▶ Input data
+ + +

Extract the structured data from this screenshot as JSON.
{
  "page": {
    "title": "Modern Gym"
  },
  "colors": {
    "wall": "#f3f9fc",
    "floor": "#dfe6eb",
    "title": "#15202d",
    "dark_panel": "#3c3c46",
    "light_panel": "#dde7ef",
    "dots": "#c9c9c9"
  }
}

+ + +

▶ What the exercise asks
Retype the records above exactly.

▶ Exercise answer
Extract the structured data from this screenshot as JSON.
{
  "page": {
    "title": "Modern Gym"
  },
  "colors": {
    "wall": "#f3f9fc",
    "floor": "#dfe6eb",
    "title": "#15202d",
    "dark_panel": "#3c3c46",
    "light_panel": "#dde7ef",
    "dots": "#c9c9c9"
  }
}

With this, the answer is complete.